====== LISTED RECORDS ======
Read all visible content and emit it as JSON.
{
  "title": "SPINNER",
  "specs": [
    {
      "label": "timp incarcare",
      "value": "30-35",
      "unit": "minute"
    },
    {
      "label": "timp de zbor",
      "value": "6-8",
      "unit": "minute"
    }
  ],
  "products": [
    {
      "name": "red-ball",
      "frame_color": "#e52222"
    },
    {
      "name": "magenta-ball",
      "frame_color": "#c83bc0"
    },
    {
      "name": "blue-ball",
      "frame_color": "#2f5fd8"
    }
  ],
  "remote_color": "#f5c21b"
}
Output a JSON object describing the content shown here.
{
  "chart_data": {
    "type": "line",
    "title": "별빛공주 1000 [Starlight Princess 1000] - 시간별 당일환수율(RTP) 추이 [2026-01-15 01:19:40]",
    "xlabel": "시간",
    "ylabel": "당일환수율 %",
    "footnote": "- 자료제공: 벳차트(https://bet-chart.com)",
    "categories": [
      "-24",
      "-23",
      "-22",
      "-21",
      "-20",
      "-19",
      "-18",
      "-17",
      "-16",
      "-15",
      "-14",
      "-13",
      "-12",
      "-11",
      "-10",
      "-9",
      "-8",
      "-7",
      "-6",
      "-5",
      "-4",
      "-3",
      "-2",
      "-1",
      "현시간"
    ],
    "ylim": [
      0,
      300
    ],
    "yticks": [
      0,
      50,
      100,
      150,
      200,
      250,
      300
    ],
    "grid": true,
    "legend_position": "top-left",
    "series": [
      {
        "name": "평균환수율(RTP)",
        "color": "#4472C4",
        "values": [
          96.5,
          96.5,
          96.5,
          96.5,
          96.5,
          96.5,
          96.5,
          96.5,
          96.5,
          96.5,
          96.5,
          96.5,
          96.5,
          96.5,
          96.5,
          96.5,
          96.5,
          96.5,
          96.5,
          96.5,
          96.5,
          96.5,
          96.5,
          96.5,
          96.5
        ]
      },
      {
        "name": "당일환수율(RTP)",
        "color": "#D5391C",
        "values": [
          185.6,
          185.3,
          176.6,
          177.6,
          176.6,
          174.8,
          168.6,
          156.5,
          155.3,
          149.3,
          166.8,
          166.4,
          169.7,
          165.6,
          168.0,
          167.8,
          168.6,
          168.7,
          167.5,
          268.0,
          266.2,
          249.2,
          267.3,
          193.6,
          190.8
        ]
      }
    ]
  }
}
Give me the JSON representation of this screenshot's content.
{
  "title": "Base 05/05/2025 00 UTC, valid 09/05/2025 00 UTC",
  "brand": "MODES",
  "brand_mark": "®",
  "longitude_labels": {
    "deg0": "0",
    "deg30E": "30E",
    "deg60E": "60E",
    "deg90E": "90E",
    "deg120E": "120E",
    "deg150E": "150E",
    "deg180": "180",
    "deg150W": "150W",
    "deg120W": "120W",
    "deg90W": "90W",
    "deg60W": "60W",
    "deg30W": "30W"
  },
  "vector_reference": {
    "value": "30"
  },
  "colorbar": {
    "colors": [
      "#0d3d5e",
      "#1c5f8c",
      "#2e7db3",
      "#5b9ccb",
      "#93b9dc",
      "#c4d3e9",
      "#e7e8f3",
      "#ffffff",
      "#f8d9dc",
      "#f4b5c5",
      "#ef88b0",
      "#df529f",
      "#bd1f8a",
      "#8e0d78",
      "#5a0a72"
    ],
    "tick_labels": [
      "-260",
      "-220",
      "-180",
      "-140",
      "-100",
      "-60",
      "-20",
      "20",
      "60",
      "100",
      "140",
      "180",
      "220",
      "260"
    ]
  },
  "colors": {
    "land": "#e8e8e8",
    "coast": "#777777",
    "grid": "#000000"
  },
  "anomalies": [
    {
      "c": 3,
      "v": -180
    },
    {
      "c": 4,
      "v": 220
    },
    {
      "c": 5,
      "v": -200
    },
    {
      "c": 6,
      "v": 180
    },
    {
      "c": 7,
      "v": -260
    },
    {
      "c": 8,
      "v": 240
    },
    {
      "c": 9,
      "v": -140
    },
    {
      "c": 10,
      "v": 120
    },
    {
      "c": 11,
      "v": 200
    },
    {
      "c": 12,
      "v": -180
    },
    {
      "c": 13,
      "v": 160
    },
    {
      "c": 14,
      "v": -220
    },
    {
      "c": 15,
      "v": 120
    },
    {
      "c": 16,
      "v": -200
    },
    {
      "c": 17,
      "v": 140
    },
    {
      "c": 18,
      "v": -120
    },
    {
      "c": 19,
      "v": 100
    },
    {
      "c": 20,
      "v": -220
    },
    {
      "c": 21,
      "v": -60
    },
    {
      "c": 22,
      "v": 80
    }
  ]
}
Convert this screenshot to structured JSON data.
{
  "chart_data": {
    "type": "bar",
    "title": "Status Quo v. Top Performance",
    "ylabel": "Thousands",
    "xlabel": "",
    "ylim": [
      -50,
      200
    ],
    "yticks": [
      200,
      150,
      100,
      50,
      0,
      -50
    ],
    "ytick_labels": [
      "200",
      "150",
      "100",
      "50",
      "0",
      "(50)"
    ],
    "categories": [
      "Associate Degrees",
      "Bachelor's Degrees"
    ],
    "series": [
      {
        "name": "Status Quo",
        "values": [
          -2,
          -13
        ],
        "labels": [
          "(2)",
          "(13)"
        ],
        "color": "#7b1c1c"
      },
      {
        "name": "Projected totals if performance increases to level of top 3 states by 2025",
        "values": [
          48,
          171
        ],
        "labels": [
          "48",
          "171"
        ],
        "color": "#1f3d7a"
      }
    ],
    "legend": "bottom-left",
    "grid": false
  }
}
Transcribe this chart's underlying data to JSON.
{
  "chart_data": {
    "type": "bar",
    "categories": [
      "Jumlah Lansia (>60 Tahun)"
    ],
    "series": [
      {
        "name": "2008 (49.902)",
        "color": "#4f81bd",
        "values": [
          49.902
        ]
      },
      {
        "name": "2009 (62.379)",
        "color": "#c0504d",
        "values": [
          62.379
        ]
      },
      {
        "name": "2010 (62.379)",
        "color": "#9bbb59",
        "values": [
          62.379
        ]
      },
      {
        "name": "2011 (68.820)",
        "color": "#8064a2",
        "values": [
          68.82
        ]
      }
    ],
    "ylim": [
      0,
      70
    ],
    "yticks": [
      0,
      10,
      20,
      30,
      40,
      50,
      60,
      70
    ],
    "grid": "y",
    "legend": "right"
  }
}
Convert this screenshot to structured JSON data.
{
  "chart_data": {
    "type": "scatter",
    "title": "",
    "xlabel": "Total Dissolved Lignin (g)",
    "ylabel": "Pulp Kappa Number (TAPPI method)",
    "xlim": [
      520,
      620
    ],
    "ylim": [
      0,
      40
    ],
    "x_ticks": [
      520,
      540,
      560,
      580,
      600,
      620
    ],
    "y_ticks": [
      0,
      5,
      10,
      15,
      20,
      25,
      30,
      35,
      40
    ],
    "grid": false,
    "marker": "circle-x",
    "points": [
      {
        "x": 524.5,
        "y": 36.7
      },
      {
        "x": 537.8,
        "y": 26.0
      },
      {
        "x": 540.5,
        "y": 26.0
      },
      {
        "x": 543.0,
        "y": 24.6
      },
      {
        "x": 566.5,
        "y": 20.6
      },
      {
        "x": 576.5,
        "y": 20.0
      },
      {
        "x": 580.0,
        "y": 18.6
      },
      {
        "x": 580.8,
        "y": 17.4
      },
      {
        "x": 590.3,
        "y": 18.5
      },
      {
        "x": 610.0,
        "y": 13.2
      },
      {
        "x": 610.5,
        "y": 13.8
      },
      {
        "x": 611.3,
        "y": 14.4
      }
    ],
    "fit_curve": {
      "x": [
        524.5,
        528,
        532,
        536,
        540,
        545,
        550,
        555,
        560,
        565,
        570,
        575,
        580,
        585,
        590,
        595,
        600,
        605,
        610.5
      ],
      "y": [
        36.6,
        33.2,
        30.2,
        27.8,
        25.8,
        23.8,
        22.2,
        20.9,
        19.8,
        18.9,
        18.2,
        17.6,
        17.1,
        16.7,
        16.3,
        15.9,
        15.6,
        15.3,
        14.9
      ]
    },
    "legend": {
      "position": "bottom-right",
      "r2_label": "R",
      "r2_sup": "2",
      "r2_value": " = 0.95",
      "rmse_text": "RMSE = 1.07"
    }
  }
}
======
= WRITTEN REQUEST =
Check each line above for the word "ylabel" and copy the ones that have it.

= RESULT FOR THIS EXERCISE =
    "ylabel": "당일환수율 %",
    "ylabel": "Thousands",
    "ylabel": "Pulp Kappa Number (TAPPI method)",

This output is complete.